** TASK **
Using the entries that follow, collect the lines where the word "frac" appears.

** DATA RECORDS **
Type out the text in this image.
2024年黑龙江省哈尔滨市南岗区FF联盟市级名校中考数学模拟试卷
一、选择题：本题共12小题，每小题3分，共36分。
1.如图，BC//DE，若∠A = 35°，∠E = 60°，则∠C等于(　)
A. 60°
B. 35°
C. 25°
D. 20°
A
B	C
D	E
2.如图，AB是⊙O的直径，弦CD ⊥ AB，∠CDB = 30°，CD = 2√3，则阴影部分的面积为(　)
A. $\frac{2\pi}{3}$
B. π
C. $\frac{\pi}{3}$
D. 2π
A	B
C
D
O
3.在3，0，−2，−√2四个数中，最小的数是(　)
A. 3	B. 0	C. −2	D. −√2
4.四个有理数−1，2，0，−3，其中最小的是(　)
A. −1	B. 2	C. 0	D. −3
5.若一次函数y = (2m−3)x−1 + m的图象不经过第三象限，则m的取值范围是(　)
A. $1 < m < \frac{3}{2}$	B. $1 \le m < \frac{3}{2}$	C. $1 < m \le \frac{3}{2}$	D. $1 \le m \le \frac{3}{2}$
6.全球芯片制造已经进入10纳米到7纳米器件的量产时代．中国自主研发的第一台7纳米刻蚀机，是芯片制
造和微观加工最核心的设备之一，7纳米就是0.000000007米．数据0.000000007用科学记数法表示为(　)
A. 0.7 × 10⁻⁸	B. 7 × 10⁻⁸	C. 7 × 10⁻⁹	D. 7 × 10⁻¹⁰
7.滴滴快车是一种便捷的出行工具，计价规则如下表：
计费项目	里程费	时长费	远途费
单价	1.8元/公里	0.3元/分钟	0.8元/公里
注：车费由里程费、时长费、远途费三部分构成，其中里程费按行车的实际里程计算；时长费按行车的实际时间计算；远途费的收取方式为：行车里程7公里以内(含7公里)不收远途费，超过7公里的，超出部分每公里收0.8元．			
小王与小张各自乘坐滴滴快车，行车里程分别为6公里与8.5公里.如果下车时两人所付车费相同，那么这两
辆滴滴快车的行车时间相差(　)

** FULL RESPONSE **
A. $\frac{2\pi}{3}$
C. $\frac{\pi}{3}$
A. $1 < m < \frac{3}{2}$	B. $1 \le m < \frac{3}{2}$	C. $1 < m \le \frac{3}{2}$	D. $1 \le m \le \frac{3}{2}$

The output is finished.